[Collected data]
════════
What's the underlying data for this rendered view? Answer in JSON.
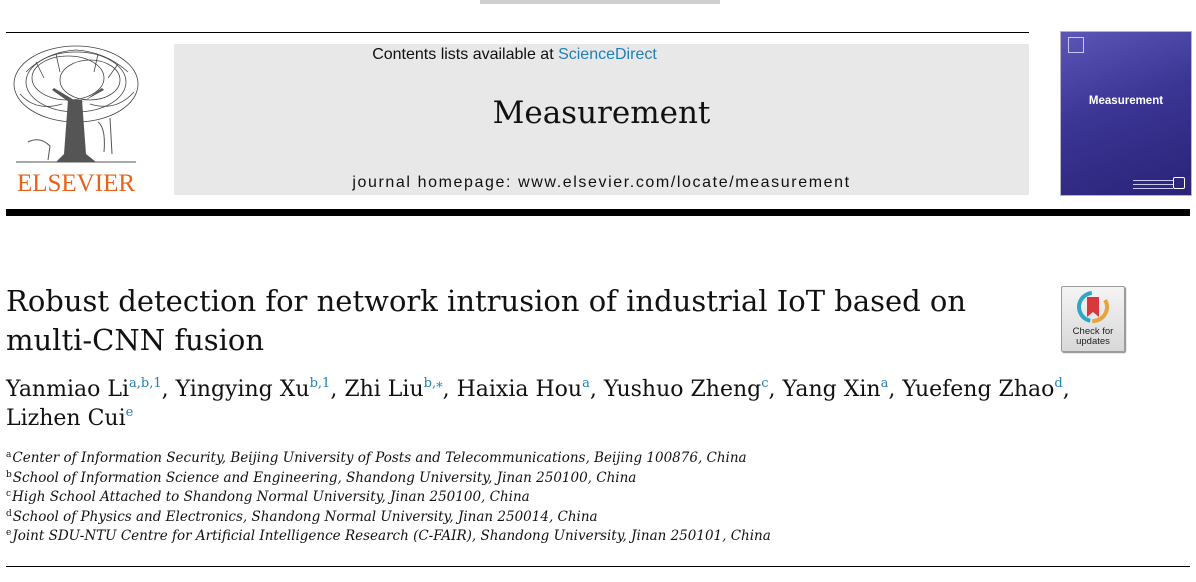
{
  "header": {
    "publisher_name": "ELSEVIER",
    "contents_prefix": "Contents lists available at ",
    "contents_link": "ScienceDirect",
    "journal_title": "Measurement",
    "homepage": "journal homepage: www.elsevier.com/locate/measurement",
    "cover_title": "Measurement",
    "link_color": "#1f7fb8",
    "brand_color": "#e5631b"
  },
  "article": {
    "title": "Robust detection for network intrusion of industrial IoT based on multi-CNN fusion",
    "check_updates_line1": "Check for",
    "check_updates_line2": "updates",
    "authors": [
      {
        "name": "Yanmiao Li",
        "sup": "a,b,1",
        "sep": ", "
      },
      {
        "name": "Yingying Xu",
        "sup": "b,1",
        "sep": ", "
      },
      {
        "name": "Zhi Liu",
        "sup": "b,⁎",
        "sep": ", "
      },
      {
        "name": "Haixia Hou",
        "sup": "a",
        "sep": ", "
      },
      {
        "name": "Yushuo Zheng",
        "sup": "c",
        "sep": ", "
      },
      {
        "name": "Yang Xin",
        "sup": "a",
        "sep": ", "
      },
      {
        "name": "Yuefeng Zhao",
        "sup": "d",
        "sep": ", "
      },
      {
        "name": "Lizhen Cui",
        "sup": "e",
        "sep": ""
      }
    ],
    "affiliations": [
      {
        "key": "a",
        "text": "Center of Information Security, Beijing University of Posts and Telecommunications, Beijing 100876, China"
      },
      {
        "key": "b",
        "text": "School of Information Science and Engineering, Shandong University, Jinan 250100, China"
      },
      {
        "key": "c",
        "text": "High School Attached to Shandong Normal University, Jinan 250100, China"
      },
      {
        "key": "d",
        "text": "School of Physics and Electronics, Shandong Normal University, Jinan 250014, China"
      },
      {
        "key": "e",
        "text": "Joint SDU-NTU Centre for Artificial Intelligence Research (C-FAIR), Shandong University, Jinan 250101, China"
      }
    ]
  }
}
════════
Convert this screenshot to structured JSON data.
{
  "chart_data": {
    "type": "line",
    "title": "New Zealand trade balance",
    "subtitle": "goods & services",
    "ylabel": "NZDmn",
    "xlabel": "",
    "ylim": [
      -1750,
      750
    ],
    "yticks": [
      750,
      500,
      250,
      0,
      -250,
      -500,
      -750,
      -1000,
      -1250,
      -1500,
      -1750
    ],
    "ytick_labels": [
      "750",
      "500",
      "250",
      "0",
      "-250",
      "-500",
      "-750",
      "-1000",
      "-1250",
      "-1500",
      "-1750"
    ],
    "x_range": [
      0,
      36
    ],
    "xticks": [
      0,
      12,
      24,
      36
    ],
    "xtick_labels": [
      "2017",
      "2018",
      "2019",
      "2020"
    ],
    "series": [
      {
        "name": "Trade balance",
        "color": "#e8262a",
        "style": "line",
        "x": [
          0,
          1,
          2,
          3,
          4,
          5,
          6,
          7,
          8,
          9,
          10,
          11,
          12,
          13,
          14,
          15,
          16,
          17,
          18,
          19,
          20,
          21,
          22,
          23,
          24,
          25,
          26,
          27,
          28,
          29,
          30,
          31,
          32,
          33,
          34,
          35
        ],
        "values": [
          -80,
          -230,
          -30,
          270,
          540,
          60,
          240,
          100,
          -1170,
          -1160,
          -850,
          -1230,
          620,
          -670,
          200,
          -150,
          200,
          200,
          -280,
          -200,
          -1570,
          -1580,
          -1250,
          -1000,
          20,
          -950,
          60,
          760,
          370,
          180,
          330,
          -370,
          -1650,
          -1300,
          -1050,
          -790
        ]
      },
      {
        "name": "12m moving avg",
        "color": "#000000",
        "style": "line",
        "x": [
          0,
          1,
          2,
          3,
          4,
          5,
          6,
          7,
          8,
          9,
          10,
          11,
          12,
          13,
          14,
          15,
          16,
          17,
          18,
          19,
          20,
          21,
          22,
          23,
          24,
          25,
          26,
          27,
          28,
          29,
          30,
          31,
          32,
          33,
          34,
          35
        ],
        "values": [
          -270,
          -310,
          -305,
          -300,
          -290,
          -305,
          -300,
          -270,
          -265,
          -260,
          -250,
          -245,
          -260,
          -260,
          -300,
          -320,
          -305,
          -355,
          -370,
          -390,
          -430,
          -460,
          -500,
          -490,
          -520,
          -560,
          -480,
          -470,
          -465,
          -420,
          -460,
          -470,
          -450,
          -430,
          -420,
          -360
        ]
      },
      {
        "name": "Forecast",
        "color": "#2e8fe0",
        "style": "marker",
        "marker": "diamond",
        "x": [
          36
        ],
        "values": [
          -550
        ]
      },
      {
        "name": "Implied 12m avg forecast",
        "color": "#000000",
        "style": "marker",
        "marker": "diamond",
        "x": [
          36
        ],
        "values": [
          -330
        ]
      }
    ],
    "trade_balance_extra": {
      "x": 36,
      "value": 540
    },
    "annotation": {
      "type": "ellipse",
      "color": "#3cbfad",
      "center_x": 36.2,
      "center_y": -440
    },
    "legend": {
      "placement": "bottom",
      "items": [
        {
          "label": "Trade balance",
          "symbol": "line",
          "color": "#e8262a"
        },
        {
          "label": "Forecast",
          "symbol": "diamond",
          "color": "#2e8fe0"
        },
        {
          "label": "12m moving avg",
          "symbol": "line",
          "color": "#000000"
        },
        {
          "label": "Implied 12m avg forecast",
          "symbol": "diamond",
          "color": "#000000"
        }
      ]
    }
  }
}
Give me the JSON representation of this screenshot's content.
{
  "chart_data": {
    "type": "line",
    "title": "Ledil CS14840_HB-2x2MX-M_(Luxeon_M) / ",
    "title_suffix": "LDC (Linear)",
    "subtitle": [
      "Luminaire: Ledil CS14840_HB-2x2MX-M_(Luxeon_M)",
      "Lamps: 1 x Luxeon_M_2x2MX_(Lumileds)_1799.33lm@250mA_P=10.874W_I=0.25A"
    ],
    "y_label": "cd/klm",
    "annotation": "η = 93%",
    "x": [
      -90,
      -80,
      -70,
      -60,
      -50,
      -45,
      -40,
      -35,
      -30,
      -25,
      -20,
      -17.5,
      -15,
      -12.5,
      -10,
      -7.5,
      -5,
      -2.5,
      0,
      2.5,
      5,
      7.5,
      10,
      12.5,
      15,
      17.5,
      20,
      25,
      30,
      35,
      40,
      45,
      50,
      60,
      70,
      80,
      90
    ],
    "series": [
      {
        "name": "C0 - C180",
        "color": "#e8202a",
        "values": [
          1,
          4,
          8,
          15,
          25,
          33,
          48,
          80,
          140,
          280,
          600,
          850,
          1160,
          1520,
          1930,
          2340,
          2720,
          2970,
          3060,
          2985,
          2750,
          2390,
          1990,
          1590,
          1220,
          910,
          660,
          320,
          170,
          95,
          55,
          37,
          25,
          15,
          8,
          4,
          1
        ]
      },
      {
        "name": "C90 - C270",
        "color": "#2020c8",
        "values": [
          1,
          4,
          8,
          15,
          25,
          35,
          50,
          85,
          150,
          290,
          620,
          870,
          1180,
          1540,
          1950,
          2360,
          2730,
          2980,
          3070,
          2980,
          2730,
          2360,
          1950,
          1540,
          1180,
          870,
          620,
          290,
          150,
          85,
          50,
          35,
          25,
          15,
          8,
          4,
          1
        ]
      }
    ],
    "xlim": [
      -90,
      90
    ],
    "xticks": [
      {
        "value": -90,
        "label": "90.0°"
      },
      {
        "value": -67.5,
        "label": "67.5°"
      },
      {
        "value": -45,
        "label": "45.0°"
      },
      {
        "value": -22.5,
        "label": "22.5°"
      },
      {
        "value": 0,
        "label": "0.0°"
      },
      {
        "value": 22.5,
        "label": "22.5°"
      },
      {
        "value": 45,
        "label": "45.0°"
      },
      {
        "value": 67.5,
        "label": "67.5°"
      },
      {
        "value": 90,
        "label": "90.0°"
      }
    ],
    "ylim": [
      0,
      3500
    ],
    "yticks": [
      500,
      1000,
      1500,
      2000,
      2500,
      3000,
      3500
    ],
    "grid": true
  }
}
════════
Pick out the lines containing the string "School" and show them.

        "text": "School of Information Science and Engineering, Shandong University, Jinan 250100, China"
        "text": "High School Attached to Shandong Normal University, Jinan 250100, China"
        "text": "School of Physics and Electronics, Shandong Normal University, Jinan 250014, China"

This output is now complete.